## TASK DESCRIPTION
Print all of the data exactly, but drop the pictures.

## MATERIAL FOR THE TASK
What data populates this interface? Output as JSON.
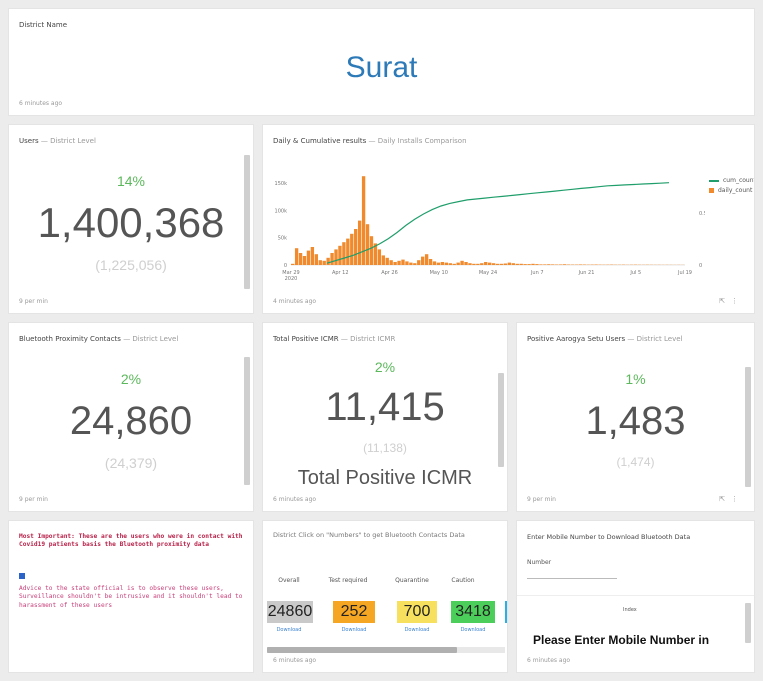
{
  "district_card": {
    "title": "District Name",
    "value": "Surat",
    "footer": "6 minutes ago"
  },
  "users_card": {
    "title": "Users",
    "subtitle": "District Level",
    "percent": "14%",
    "value": "1,400,368",
    "previous": "(1,225,056)",
    "footer": "9 per min"
  },
  "chart_card": {
    "title": "Daily & Cumulative results",
    "subtitle": "Daily Installs Comparison",
    "footer": "4 minutes ago",
    "icons": [
      "expand-icon",
      "more-icon"
    ]
  },
  "chart_data": {
    "type": "bar",
    "x_tick_labels": [
      "Mar 29\n2020",
      "Apr 12",
      "Apr 26",
      "May 10",
      "May 24",
      "Jun 7",
      "Jun 21",
      "Jul 5",
      "Jul 19"
    ],
    "y_left_ticks": [
      "150k",
      "100k",
      "50k",
      "0"
    ],
    "y_right_ticks": [
      "0.5M",
      "0"
    ],
    "legend": [
      "cum_count",
      "daily_count"
    ],
    "colors": {
      "cum_count": "#1f9e6b",
      "daily_count": "#f08a2c"
    },
    "daily_values": [
      2000,
      28000,
      20000,
      15000,
      24000,
      30000,
      18000,
      8000,
      7000,
      12000,
      20000,
      26000,
      32000,
      38000,
      44000,
      52000,
      60000,
      74000,
      148000,
      68000,
      48000,
      36000,
      26000,
      16000,
      12000,
      8000,
      5000,
      7000,
      9000,
      6000,
      4000,
      3000,
      8000,
      14000,
      18000,
      10000,
      6000,
      4000,
      5000,
      4000,
      3000,
      2000,
      4000,
      7000,
      5000,
      3000,
      2000,
      2000,
      3000,
      5000,
      4000,
      3000,
      2000,
      2000,
      2500,
      4000,
      3000,
      2000,
      2000,
      1500,
      1500,
      2000,
      1500,
      1000,
      1000,
      1200,
      1000,
      800,
      900,
      1200,
      800,
      700,
      700,
      900,
      800,
      600,
      700,
      800,
      600,
      500,
      600,
      700,
      500,
      500,
      600,
      400,
      500,
      600,
      450,
      400,
      500,
      400,
      350,
      400,
      300,
      350,
      300,
      250,
      300,
      250
    ],
    "cum_values": [
      0.02,
      0.05,
      0.08,
      0.11,
      0.15,
      0.19,
      0.24,
      0.3,
      0.37,
      0.45,
      0.52,
      0.58,
      0.63,
      0.67,
      0.7,
      0.72,
      0.74,
      0.75,
      0.76,
      0.77,
      0.78,
      0.79,
      0.8,
      0.81,
      0.82,
      0.83,
      0.84,
      0.85,
      0.86,
      0.87,
      0.88,
      0.89,
      0.9,
      0.905,
      0.91,
      0.915,
      0.92,
      0.925,
      0.93,
      0.935
    ]
  },
  "bluetooth_card": {
    "title": "Bluetooth Proximity Contacts",
    "subtitle": "District Level",
    "percent": "2%",
    "value": "24,860",
    "previous": "(24,379)",
    "footer": "9 per min"
  },
  "icmr_card": {
    "title": "Total Positive ICMR",
    "subtitle": "District ICMR",
    "percent": "2%",
    "value": "11,415",
    "previous": "(11,138)",
    "caption": "Total Positive ICMR",
    "footer": "6 minutes ago"
  },
  "aarogya_card": {
    "title": "Positive Aarogya Setu Users",
    "subtitle": "District Level",
    "percent": "1%",
    "value": "1,483",
    "previous": "(1,474)",
    "footer": "9 per min"
  },
  "notes_card": {
    "warning": "Most Important: These are the users who were in contact with Covid19 patients basis the Bluetooth proximity data",
    "advice": "Advice to the state official is to observe these users, Surveillance shouldn't be intrusive and it shouldn't lead to harassment of these users"
  },
  "table_card": {
    "title": "District Click on \"Numbers\" to get Bluetooth Contacts Data",
    "columns": [
      "Overall",
      "Test required",
      "Quarantine",
      "Caution"
    ],
    "values": [
      "24860",
      "252",
      "700",
      "3418"
    ],
    "value_colors": [
      "#c9c9c9",
      "#f5a623",
      "#f6e05e",
      "#4cce5a"
    ],
    "link_label": "Download",
    "footer": "6 minutes ago"
  },
  "download_card": {
    "title": "Enter Mobile Number to Download Bluetooth Data",
    "field_label": "Number",
    "inner_label": "Index",
    "prompt": "Please Enter Mobile Number in",
    "footer": "6 minutes ago"
  }
}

## SOLUTION TO THIS EXERCISE
What data populates this interface? Output as JSON.
{
  "district_card": {
    "title": "District Name",
    "value": "Surat",
    "footer": "6 minutes ago"
  },
  "users_card": {
    "title": "Users",
    "subtitle": "District Level",
    "percent": "14%",
    "value": "1,400,368",
    "previous": "(1,225,056)",
    "footer": "9 per min"
  },
  "chart_card": {
    "title": "Daily & Cumulative results",
    "subtitle": "Daily Installs Comparison",
    "footer": "4 minutes ago",
    "icons": [
      "expand-icon",
      "more-icon"
    ]
  },
  "chart_data": {
    "type": "bar",
    "x_tick_labels": [
      "Mar 29\n2020",
      "Apr 12",
      "Apr 26",
      "May 10",
      "May 24",
      "Jun 7",
      "Jun 21",
      "Jul 5",
      "Jul 19"
    ],
    "y_left_ticks": [
      "150k",
      "100k",
      "50k",
      "0"
    ],
    "y_right_ticks": [
      "0.5M",
      "0"
    ],
    "legend": [
      "cum_count",
      "daily_count"
    ],
    "colors": {
      "cum_count": "#1f9e6b",
      "daily_count": "#f08a2c"
    },
    "daily_values": [
      2000,
      28000,
      20000,
      15000,
      24000,
      30000,
      18000,
      8000,
      7000,
      12000,
      20000,
      26000,
      32000,
      38000,
      44000,
      52000,
      60000,
      74000,
      148000,
      68000,
      48000,
      36000,
      26000,
      16000,
      12000,
      8000,
      5000,
      7000,
      9000,
      6000,
      4000,
      3000,
      8000,
      14000,
      18000,
      10000,
      6000,
      4000,
      5000,
      4000,
      3000,
      2000,
      4000,
      7000,
      5000,
      3000,
      2000,
      2000,
      3000,
      5000,
      4000,
      3000,
      2000,
      2000,
      2500,
      4000,
      3000,
      2000,
      2000,
      1500,
      1500,
      2000,
      1500,
      1000,
      1000,
      1200,
      1000,
      800,
      900,
      1200,
      800,
      700,
      700,
      900,
      800,
      600,
      700,
      800,
      600,
      500,
      600,
      700,
      500,
      500,
      600,
      400,
      500,
      600,
      450,
      400,
      500,
      400,
      350,
      400,
      300,
      350,
      300,
      250,
      300,
      250
    ],
    "cum_values": [
      0.02,
      0.05,
      0.08,
      0.11,
      0.15,
      0.19,
      0.24,
      0.3,
      0.37,
      0.45,
      0.52,
      0.58,
      0.63,
      0.67,
      0.7,
      0.72,
      0.74,
      0.75,
      0.76,
      0.77,
      0.78,
      0.79,
      0.8,
      0.81,
      0.82,
      0.83,
      0.84,
      0.85,
      0.86,
      0.87,
      0.88,
      0.89,
      0.9,
      0.905,
      0.91,
      0.915,
      0.92,
      0.925,
      0.93,
      0.935
    ]
  },
  "bluetooth_card": {
    "title": "Bluetooth Proximity Contacts",
    "subtitle": "District Level",
    "percent": "2%",
    "value": "24,860",
    "previous": "(24,379)",
    "footer": "9 per min"
  },
  "icmr_card": {
    "title": "Total Positive ICMR",
    "subtitle": "District ICMR",
    "percent": "2%",
    "value": "11,415",
    "previous": "(11,138)",
    "caption": "Total Positive ICMR",
    "footer": "6 minutes ago"
  },
  "aarogya_card": {
    "title": "Positive Aarogya Setu Users",
    "subtitle": "District Level",
    "percent": "1%",
    "value": "1,483",
    "previous": "(1,474)",
    "footer": "9 per min"
  },
  "notes_card": {
    "warning": "Most Important: These are the users who were in contact with Covid19 patients basis the Bluetooth proximity data",
    "advice": "Advice to the state official is to observe these users, Surveillance shouldn't be intrusive and it shouldn't lead to harassment of these users"
  },
  "table_card": {
    "title": "District Click on \"Numbers\" to get Bluetooth Contacts Data",
    "columns": [
      "Overall",
      "Test required",
      "Quarantine",
      "Caution"
    ],
    "values": [
      "24860",
      "252",
      "700",
      "3418"
    ],
    "value_colors": [
      "#c9c9c9",
      "#f5a623",
      "#f6e05e",
      "#4cce5a"
    ],
    "link_label": "Download",
    "footer": "6 minutes ago"
  },
  "download_card": {
    "title": "Enter Mobile Number to Download Bluetooth Data",
    "field_label": "Number",
    "inner_label": "Index",
    "prompt": "Please Enter Mobile Number in",
    "footer": "6 minutes ago"
  }
}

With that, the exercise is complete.